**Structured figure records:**
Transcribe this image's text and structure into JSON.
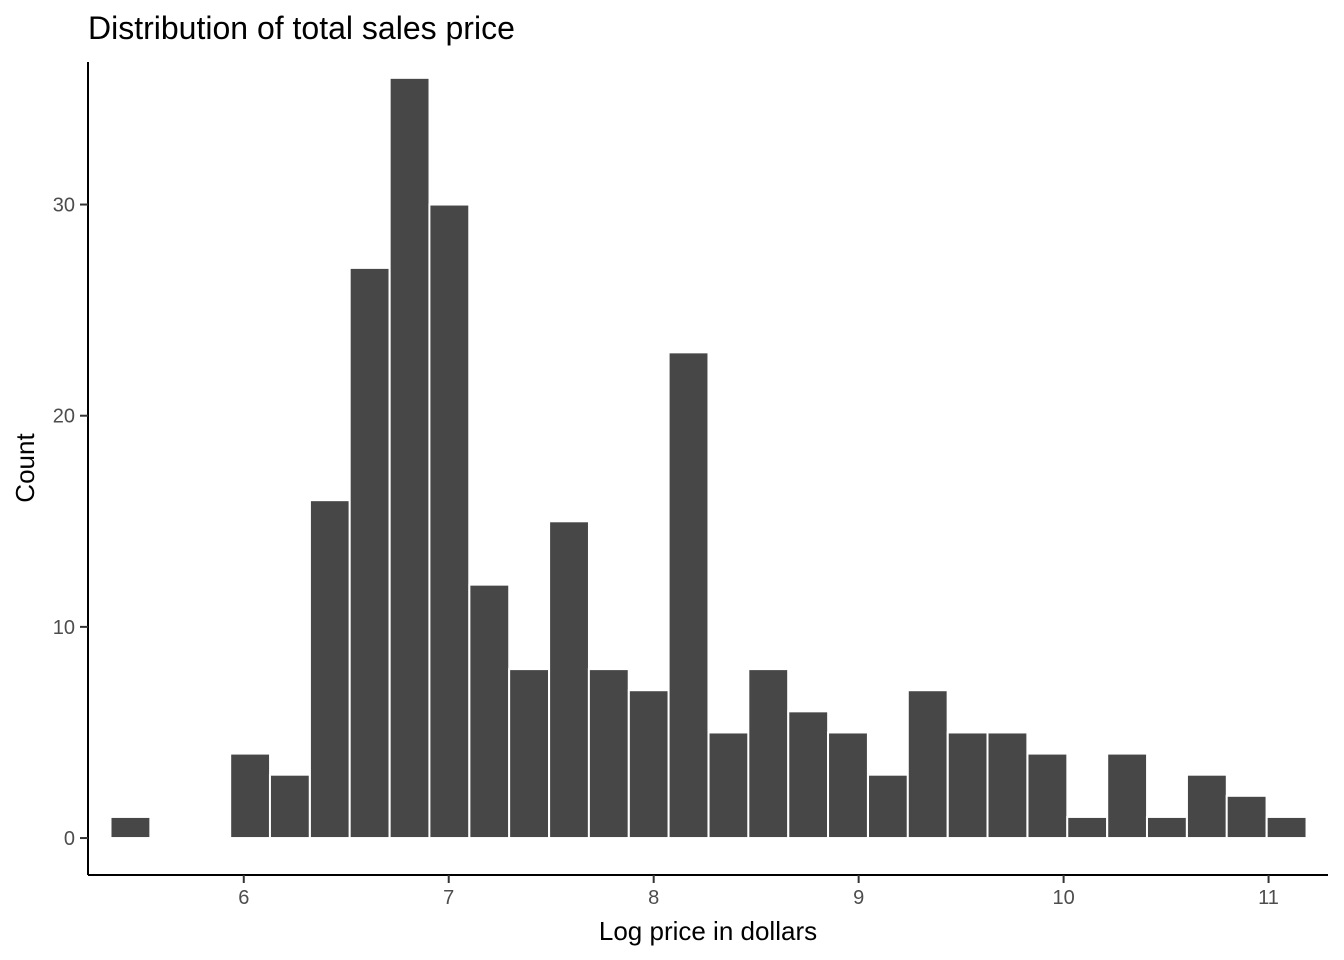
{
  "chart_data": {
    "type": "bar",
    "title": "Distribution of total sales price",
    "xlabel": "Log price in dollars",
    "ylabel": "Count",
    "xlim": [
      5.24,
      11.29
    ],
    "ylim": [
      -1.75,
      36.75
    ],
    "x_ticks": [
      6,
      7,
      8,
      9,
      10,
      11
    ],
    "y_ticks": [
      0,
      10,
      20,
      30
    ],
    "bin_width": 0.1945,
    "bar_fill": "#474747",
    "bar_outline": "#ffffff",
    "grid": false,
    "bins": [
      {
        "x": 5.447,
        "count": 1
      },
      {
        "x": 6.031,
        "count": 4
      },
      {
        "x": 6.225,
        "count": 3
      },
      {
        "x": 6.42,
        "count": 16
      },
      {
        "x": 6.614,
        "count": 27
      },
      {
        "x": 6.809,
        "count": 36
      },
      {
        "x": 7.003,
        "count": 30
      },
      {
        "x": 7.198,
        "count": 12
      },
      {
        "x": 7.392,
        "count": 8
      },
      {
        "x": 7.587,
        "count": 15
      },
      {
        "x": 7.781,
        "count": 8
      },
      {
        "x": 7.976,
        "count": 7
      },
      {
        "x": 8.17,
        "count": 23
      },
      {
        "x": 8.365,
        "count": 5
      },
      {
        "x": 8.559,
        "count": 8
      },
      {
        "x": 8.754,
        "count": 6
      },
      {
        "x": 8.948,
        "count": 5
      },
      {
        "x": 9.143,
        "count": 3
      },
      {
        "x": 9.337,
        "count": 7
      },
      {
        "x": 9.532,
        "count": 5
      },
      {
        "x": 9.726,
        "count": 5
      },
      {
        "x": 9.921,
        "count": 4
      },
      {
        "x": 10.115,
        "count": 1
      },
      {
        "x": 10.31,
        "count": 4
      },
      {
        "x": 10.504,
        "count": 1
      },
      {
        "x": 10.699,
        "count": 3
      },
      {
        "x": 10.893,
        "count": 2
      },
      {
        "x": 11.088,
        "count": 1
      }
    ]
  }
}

**GOAL OF THE EXERCISE:** Scan the listing above. Gather each line that contains the word "price".

**TASK OUTPUT:**
    "title": "Distribution of total sales price",
    "xlabel": "Log price in dollars",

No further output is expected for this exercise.